▶ [WHAT TO WORK ON]: Give only a count of the lines that include the string "在同一思维过程中".

+ + + + + + +

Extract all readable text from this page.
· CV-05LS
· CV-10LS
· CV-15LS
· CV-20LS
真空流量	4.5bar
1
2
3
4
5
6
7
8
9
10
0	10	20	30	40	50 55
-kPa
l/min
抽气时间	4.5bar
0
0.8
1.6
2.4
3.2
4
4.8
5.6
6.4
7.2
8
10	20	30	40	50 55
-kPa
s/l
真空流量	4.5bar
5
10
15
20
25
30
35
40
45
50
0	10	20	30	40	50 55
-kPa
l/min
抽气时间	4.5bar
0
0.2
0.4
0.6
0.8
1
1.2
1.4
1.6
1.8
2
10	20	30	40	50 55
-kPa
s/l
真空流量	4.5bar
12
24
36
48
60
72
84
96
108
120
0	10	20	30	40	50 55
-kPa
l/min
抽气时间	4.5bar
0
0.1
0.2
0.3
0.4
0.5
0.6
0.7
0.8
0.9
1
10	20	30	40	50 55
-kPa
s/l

+ + + + + + +

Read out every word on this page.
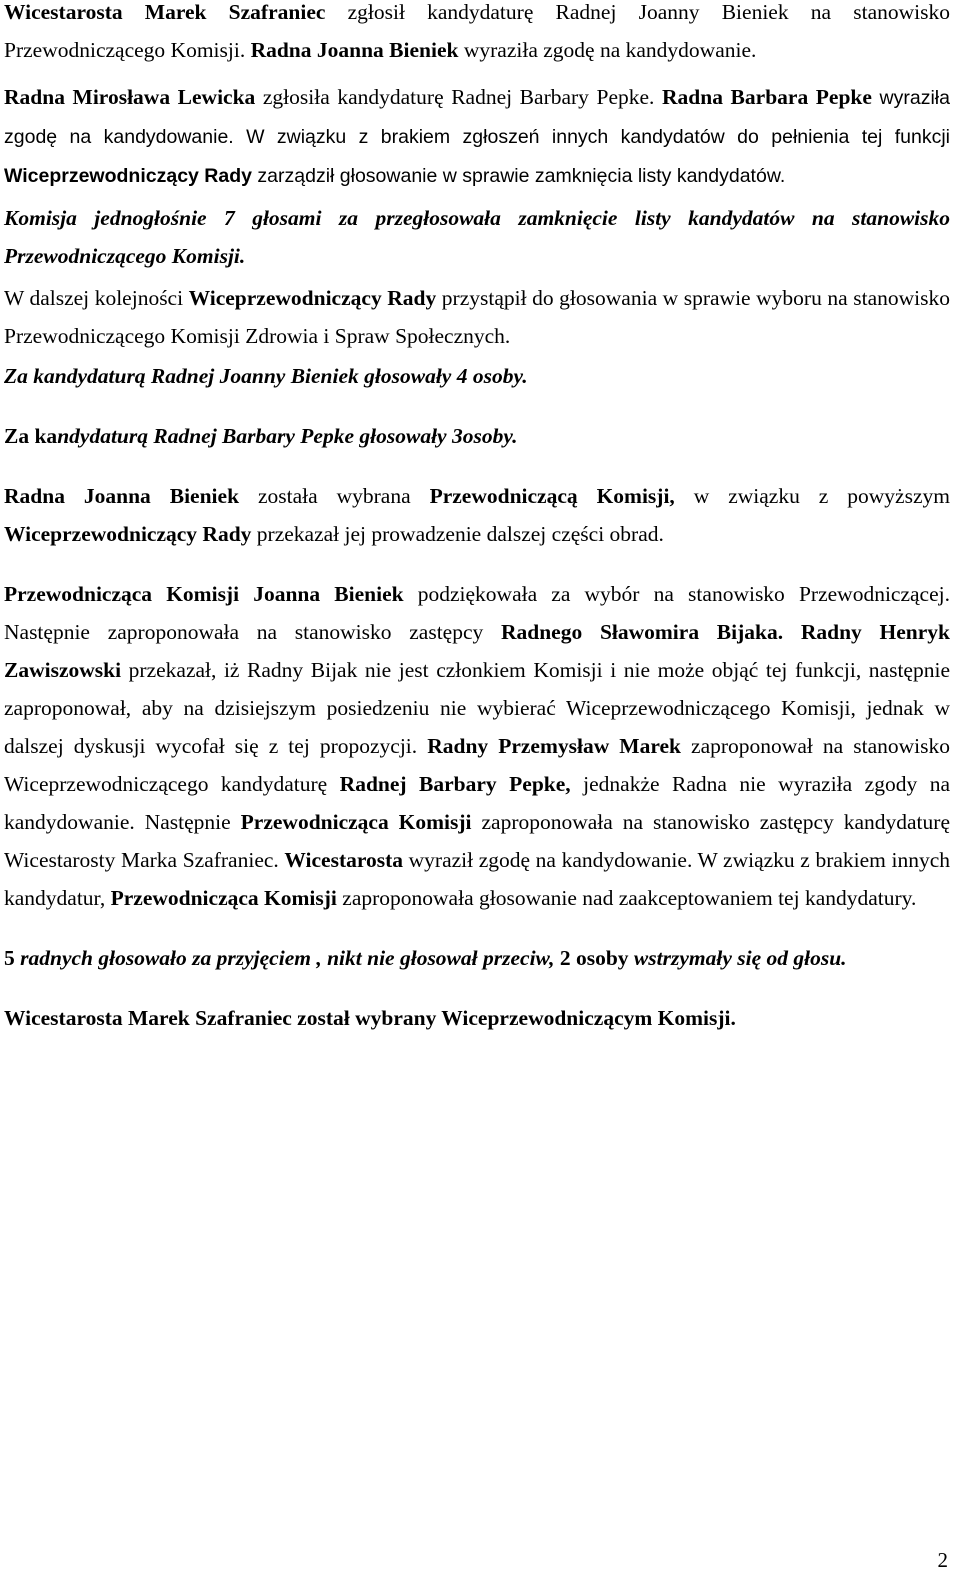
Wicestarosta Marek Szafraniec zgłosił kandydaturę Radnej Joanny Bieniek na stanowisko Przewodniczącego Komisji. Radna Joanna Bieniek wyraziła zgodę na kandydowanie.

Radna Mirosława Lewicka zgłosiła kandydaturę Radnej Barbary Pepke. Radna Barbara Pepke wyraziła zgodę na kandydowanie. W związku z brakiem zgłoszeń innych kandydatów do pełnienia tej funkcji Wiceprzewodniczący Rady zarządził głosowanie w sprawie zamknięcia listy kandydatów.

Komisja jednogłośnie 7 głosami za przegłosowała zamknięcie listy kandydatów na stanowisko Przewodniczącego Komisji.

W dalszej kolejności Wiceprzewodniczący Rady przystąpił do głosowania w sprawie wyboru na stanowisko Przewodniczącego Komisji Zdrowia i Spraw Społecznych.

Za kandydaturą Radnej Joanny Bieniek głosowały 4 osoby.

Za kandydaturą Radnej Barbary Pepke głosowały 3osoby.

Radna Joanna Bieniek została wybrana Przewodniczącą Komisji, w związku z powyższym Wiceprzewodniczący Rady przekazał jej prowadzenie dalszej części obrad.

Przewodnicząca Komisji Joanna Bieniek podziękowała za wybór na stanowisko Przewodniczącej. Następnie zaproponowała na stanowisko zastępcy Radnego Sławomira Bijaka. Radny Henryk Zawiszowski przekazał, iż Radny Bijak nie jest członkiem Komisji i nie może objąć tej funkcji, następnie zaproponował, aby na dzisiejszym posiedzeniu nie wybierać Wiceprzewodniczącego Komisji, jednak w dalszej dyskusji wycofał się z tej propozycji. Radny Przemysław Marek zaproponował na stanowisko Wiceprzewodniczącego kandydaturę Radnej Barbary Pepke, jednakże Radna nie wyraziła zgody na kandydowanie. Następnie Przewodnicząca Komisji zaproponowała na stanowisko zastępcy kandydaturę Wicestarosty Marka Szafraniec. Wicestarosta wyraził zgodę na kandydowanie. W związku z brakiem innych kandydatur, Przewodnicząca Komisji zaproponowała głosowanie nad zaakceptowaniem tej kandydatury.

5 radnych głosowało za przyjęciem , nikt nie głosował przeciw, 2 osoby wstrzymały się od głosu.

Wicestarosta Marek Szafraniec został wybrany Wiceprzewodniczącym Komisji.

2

+ + + + + + +

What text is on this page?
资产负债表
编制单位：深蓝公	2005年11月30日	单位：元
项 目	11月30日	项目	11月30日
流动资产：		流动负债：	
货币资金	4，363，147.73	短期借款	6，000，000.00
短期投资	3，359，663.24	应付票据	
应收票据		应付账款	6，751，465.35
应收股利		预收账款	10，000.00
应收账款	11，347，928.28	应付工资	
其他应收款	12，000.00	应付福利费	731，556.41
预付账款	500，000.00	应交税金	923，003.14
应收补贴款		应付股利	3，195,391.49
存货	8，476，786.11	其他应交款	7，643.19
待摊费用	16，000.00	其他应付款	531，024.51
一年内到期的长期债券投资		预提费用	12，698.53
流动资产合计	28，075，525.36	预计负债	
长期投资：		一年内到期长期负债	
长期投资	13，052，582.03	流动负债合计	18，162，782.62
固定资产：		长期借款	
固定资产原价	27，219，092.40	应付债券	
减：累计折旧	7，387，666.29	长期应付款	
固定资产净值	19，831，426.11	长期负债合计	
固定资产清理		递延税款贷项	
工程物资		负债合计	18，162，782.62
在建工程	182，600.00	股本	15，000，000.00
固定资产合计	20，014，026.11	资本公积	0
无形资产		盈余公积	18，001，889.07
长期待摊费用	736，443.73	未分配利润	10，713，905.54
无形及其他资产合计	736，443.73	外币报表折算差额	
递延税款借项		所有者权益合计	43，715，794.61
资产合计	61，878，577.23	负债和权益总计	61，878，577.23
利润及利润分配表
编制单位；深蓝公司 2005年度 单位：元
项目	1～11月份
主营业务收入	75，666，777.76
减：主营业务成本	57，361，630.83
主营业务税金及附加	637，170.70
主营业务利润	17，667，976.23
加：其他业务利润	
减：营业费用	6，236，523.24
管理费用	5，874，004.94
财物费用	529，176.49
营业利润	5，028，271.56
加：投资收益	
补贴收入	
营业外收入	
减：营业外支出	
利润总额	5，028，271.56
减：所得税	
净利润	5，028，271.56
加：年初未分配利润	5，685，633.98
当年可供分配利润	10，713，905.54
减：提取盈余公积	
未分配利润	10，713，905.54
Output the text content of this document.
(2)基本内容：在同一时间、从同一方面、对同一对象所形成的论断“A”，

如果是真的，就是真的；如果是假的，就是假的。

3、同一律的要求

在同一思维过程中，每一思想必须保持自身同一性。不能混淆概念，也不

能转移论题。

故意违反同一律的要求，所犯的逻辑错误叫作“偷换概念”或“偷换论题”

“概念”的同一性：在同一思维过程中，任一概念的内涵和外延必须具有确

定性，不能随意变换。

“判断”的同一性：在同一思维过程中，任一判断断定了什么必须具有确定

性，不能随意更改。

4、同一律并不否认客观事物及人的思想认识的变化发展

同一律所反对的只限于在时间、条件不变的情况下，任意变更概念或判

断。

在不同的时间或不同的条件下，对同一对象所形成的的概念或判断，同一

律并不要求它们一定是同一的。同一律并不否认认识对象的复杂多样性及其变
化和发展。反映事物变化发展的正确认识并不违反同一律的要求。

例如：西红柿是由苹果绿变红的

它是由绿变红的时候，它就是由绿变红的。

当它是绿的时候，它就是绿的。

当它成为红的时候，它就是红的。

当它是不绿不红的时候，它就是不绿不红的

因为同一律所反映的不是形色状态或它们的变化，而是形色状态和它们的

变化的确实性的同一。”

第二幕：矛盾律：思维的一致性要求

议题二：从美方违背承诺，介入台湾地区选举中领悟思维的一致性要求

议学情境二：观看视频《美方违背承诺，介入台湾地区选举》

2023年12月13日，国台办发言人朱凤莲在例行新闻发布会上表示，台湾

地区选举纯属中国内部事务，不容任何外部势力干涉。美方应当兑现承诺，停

+ + + + + + +

▶ [WRITTEN SOLUTION]: 3